— START OF Entries shown —

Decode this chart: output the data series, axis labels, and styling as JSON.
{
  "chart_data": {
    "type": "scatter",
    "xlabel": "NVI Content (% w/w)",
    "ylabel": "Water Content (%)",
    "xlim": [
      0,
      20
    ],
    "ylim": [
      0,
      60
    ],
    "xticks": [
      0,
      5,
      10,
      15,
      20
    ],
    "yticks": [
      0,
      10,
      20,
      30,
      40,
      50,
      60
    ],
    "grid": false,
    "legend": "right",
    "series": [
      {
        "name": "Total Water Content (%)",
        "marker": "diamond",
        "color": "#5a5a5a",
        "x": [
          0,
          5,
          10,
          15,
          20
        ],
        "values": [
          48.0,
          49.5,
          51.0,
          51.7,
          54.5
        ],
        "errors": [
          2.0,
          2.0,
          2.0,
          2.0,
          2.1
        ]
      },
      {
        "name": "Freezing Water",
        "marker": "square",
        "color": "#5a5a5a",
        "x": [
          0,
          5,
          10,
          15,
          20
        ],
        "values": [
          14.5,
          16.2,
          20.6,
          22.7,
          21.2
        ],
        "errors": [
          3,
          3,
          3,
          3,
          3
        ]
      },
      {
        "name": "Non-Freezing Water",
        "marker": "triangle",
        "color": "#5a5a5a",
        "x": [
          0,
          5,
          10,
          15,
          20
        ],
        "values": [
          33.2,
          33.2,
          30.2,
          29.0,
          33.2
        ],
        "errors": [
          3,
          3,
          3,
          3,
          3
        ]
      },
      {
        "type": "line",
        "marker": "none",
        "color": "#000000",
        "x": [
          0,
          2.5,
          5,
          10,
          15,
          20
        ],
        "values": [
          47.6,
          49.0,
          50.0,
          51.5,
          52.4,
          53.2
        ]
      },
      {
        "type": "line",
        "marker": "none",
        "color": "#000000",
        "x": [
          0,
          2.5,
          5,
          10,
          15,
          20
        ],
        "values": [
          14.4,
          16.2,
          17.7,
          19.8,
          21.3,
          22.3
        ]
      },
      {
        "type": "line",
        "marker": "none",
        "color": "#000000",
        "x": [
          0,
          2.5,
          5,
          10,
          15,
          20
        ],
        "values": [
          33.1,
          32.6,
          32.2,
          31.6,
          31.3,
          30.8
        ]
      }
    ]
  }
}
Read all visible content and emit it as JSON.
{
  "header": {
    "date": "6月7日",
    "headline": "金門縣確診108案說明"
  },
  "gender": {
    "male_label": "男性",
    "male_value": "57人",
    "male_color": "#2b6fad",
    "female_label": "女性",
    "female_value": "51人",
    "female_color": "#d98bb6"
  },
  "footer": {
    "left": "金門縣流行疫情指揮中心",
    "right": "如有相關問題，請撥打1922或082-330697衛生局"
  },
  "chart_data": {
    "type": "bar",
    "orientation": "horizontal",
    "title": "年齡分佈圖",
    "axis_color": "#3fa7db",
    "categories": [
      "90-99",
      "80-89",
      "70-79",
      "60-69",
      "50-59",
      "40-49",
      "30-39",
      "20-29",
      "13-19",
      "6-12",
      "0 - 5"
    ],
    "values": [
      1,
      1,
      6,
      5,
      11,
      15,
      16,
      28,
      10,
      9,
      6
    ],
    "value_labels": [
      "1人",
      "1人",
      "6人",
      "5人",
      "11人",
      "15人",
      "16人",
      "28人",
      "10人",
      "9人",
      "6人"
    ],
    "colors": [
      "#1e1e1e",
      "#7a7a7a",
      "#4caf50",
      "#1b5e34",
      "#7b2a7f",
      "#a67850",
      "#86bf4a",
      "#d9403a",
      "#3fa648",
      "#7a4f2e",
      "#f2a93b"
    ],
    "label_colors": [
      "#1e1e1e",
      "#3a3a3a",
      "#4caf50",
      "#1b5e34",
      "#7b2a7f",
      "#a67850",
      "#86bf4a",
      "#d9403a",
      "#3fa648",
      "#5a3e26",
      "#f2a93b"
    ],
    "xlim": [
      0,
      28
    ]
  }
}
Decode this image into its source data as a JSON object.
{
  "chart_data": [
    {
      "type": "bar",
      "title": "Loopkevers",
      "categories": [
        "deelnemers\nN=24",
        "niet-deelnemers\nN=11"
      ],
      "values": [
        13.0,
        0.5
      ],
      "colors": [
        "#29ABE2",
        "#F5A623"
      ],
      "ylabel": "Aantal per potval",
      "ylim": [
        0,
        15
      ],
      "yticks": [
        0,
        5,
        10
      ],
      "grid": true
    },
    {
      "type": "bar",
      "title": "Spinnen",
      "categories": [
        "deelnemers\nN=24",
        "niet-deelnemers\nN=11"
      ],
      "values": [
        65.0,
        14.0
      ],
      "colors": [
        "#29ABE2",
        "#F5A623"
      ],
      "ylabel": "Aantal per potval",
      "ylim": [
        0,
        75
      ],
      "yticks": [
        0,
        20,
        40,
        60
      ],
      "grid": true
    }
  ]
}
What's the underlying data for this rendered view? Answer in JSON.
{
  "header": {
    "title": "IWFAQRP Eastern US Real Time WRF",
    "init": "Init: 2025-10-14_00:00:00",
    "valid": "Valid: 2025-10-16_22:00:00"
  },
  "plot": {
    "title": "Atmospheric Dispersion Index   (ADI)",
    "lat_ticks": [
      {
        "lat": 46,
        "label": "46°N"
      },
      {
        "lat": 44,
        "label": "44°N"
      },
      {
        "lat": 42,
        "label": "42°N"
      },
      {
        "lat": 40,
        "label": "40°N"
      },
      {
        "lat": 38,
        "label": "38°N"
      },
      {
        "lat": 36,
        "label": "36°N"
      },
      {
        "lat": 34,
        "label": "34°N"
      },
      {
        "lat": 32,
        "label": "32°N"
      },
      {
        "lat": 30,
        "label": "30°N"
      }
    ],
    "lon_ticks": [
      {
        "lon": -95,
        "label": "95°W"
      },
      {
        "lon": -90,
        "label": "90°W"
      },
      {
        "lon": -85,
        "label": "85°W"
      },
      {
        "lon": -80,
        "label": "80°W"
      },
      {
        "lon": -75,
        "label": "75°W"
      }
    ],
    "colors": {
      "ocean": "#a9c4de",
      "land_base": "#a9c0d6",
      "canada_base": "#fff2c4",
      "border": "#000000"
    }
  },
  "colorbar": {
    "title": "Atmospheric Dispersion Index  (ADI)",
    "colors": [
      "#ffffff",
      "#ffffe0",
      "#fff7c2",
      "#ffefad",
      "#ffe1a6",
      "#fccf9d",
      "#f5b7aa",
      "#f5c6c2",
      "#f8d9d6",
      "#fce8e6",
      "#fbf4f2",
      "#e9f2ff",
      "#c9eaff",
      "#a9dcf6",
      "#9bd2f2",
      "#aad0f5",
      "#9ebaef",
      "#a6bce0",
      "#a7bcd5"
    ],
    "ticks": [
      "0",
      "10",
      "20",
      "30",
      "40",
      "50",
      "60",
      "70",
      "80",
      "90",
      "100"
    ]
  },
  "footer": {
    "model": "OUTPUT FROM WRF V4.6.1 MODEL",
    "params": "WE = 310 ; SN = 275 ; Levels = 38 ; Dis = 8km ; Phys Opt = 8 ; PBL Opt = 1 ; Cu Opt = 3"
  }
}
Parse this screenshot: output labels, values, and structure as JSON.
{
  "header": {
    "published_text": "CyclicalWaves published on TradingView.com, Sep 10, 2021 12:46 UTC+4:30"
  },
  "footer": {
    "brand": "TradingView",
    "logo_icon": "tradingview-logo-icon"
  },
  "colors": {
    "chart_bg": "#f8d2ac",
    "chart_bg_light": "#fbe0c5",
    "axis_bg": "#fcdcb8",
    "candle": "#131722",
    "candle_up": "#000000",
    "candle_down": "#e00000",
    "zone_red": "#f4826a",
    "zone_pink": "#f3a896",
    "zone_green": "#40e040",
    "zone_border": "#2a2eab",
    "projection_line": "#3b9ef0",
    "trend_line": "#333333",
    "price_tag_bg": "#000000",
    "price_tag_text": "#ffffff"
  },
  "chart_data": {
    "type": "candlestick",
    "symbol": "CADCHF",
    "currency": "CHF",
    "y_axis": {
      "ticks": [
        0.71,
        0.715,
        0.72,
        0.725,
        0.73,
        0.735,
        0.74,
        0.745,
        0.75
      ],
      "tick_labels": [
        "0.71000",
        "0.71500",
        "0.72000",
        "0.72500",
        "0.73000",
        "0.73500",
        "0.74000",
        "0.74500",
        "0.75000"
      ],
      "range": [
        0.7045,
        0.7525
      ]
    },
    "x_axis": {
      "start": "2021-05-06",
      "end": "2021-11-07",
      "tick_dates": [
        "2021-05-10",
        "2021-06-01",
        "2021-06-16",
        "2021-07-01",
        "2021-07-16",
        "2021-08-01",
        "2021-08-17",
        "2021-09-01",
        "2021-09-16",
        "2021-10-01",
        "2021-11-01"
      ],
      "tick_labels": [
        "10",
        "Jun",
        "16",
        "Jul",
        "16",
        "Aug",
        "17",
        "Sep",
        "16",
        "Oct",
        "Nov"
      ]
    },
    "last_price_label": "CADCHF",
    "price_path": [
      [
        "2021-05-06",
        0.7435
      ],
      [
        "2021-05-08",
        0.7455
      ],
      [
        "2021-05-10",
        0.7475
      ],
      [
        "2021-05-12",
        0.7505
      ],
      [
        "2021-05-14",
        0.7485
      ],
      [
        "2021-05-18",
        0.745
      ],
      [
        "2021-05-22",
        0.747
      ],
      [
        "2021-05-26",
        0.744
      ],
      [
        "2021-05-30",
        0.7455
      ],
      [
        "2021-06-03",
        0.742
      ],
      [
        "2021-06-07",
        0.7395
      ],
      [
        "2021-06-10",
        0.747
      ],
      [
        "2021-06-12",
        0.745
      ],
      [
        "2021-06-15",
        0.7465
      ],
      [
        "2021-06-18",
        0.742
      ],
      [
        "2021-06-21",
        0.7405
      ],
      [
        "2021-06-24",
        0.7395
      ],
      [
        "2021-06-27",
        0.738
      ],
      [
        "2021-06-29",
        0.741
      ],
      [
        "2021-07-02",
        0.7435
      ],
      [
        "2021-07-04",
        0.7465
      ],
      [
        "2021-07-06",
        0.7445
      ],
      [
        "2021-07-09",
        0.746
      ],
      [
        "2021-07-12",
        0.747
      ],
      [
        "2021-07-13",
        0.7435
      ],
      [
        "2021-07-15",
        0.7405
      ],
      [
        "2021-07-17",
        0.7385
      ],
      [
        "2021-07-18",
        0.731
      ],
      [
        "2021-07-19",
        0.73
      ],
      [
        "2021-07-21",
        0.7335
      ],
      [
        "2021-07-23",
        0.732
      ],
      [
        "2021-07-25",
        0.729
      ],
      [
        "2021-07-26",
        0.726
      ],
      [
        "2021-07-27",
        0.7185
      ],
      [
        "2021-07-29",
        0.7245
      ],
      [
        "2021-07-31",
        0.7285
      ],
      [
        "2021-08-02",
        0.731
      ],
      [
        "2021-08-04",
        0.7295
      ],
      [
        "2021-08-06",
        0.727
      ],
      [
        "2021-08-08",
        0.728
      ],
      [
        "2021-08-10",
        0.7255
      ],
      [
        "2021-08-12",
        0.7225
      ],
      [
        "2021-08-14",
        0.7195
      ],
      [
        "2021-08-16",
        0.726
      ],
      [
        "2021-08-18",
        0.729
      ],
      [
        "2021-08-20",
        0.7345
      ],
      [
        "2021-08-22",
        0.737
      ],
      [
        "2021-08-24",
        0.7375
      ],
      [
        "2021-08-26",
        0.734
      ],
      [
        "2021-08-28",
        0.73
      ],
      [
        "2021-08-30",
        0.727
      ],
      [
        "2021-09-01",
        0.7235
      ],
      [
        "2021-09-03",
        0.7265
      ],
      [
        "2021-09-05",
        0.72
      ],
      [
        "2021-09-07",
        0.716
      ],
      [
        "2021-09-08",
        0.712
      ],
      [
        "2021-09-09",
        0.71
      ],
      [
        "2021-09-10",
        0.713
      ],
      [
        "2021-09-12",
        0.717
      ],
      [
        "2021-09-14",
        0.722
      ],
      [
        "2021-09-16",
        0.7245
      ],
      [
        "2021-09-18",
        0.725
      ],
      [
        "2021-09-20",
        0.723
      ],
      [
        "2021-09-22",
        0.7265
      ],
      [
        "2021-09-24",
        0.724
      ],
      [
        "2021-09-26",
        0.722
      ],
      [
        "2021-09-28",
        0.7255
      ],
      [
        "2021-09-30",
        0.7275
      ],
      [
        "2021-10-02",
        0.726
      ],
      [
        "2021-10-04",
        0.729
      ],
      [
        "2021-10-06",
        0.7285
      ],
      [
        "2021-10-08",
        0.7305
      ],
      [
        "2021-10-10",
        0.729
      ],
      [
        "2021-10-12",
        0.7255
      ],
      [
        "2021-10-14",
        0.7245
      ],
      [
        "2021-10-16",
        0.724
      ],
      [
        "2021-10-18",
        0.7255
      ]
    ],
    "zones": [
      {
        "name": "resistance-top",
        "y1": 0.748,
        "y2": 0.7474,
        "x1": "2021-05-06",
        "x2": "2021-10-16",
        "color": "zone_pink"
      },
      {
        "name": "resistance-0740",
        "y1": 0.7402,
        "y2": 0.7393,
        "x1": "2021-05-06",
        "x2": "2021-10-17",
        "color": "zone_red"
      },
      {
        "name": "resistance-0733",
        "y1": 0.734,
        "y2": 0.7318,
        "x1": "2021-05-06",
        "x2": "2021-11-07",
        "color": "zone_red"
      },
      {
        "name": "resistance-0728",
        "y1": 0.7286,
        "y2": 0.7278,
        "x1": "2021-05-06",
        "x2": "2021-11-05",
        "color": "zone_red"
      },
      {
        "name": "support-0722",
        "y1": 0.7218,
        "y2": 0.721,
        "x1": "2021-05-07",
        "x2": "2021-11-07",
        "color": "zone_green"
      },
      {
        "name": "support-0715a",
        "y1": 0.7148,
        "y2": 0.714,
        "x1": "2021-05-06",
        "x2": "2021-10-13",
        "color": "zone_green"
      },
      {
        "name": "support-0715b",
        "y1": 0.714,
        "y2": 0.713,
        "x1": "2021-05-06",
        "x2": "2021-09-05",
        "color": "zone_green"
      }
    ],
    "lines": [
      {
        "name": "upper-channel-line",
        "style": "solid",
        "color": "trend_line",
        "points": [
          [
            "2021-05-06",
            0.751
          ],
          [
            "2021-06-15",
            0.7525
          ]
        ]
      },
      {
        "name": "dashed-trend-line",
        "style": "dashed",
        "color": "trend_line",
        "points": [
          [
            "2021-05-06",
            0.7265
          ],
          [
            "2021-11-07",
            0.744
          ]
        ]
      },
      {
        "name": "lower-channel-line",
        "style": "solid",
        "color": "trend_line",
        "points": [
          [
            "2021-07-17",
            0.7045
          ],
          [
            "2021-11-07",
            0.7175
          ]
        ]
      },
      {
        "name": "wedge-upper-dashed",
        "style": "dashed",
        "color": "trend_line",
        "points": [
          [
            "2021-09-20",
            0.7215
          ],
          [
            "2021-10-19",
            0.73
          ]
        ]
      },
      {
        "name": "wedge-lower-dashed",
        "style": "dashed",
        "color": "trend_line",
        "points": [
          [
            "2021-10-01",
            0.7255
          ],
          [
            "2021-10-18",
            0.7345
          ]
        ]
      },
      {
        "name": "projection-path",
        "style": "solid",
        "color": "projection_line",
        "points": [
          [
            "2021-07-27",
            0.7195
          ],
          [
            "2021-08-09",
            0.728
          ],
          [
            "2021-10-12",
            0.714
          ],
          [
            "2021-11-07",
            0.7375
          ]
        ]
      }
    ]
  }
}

— END OF Entries shown —

_Exercise instructions:_ Where a line above contains the string "resistance", copy that line.

_Answer to the task:_
        "name": "resistance-top",
        "name": "resistance-0740",
        "name": "resistance-0733",
        "name": "resistance-0728",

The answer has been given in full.